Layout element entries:
----

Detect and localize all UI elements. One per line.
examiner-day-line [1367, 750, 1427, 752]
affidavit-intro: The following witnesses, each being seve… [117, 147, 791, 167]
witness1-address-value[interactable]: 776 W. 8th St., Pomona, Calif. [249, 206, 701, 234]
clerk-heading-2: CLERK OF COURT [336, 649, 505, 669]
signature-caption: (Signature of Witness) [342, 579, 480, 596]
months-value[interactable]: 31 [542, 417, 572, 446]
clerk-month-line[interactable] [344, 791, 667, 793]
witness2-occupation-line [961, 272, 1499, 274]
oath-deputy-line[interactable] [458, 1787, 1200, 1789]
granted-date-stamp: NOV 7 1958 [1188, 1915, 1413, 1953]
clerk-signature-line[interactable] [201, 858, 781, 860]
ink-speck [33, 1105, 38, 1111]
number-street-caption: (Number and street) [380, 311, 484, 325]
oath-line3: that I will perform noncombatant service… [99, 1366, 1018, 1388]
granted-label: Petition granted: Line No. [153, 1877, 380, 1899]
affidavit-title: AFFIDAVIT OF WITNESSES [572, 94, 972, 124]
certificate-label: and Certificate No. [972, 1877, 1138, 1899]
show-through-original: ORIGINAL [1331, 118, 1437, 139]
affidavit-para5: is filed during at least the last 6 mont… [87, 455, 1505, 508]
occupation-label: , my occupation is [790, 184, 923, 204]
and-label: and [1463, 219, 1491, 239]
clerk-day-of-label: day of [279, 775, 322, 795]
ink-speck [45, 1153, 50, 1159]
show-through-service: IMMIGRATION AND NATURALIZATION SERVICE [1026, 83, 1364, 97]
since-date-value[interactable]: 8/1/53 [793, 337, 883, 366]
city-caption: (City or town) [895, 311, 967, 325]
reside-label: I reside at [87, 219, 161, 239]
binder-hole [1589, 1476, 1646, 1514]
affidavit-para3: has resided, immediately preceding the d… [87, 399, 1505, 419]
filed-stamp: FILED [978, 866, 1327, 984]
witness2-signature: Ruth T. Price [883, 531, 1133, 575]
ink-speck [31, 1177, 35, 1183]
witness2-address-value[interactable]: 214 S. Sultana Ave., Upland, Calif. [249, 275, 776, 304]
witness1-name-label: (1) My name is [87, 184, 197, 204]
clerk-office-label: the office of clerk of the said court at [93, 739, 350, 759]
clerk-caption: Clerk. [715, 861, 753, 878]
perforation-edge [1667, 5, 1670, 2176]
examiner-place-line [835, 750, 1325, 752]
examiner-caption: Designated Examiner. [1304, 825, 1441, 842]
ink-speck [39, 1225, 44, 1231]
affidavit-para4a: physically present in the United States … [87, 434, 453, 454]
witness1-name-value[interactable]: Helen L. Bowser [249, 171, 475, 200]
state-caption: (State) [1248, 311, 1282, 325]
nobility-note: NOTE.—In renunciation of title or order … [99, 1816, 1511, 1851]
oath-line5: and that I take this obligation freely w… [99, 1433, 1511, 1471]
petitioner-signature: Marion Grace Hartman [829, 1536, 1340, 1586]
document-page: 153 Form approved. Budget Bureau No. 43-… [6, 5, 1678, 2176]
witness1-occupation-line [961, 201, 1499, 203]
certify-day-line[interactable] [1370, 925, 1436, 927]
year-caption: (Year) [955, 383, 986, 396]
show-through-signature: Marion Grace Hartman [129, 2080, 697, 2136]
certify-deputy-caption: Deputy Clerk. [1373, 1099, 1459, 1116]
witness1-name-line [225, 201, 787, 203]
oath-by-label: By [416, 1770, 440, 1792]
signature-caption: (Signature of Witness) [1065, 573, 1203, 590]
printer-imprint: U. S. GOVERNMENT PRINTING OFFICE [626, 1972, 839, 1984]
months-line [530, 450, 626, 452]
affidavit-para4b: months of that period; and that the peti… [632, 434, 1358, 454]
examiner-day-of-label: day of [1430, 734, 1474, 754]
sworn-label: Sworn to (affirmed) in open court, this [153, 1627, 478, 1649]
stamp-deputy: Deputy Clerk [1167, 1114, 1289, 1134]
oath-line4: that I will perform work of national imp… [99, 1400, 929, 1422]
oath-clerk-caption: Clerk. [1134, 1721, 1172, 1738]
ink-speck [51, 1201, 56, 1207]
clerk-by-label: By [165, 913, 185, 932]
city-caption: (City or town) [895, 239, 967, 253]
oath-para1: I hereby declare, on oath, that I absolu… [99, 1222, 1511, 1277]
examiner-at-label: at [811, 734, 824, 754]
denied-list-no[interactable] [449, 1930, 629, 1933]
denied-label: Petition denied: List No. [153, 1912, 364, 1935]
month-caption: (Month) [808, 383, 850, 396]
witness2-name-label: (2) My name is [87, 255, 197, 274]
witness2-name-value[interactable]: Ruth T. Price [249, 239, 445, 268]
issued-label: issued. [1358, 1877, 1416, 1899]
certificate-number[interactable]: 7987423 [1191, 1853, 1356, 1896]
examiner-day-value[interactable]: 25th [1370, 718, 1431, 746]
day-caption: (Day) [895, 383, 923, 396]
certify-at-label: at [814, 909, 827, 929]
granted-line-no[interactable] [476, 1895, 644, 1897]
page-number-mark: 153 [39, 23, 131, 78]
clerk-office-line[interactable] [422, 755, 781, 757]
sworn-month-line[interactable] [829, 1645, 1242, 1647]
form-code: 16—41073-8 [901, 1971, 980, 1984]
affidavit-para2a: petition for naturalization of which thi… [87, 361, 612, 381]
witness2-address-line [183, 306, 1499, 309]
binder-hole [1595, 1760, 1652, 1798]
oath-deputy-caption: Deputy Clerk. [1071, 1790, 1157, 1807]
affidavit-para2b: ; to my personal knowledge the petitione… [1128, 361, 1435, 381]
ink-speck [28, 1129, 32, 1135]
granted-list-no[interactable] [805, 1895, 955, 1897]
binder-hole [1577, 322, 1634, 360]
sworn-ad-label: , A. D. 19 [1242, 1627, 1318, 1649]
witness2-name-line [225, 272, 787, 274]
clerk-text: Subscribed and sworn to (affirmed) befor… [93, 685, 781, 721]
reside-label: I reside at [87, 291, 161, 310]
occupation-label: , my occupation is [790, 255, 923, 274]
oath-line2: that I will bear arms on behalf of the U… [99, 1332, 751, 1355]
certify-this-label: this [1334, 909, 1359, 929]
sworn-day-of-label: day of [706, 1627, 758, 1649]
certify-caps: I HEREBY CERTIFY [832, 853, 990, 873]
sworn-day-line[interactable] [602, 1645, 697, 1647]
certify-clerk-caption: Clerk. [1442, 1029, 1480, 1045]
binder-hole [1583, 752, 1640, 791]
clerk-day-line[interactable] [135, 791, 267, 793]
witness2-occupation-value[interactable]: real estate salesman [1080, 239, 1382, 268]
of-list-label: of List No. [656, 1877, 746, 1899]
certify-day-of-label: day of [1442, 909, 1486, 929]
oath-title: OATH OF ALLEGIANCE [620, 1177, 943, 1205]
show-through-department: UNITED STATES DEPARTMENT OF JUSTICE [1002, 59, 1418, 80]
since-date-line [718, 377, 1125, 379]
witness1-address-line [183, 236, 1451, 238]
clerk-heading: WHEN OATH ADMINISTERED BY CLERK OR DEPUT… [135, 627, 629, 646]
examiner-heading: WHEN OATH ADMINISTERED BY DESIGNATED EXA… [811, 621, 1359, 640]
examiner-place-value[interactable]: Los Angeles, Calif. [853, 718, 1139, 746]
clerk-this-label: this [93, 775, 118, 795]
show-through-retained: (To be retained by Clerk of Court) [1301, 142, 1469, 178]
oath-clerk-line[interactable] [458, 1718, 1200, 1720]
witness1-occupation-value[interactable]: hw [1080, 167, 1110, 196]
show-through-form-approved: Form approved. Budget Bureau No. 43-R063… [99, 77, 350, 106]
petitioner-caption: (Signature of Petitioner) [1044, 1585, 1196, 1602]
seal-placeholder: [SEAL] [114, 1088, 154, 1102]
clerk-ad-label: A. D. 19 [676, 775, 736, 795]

----

Written task: Copy out the rows unchanged, from the first one through the line containing "ink-speck [31, 1177, 35, 1183]", including that line.

The solution:
Detect and localize all UI elements. One per line.
examiner-day-line [1367, 750, 1427, 752]
affidavit-intro: The following witnesses, each being seve… [117, 147, 791, 167]
witness1-address-value[interactable]: 776 W. 8th St., Pomona, Calif. [249, 206, 701, 234]
clerk-heading-2: CLERK OF COURT [336, 649, 505, 669]
signature-caption: (Signature of Witness) [342, 579, 480, 596]
months-value[interactable]: 31 [542, 417, 572, 446]
clerk-month-line[interactable] [344, 791, 667, 793]
witness2-occupation-line [961, 272, 1499, 274]
oath-deputy-line[interactable] [458, 1787, 1200, 1789]
granted-date-stamp: NOV 7 1958 [1188, 1915, 1413, 1953]
clerk-signature-line[interactable] [201, 858, 781, 860]
ink-speck [33, 1105, 38, 1111]
number-street-caption: (Number and street) [380, 311, 484, 325]
oath-line3: that I will perform noncombatant service… [99, 1366, 1018, 1388]
granted-label: Petition granted: Line No. [153, 1877, 380, 1899]
affidavit-title: AFFIDAVIT OF WITNESSES [572, 94, 972, 124]
certificate-label: and Certificate No. [972, 1877, 1138, 1899]
show-through-original: ORIGINAL [1331, 118, 1437, 139]
affidavit-para5: is filed during at least the last 6 mont… [87, 455, 1505, 508]
occupation-label: , my occupation is [790, 184, 923, 204]
and-label: and [1463, 219, 1491, 239]
clerk-day-of-label: day of [279, 775, 322, 795]
ink-speck [45, 1153, 50, 1159]
show-through-service: IMMIGRATION AND NATURALIZATION SERVICE [1026, 83, 1364, 97]
since-date-value[interactable]: 8/1/53 [793, 337, 883, 366]
city-caption: (City or town) [895, 311, 967, 325]
reside-label: I reside at [87, 219, 161, 239]
binder-hole [1589, 1476, 1646, 1514]
affidavit-para3: has resided, immediately preceding the d… [87, 399, 1505, 419]
filed-stamp: FILED [978, 866, 1327, 984]
witness2-signature: Ruth T. Price [883, 531, 1133, 575]
ink-speck [31, 1177, 35, 1183]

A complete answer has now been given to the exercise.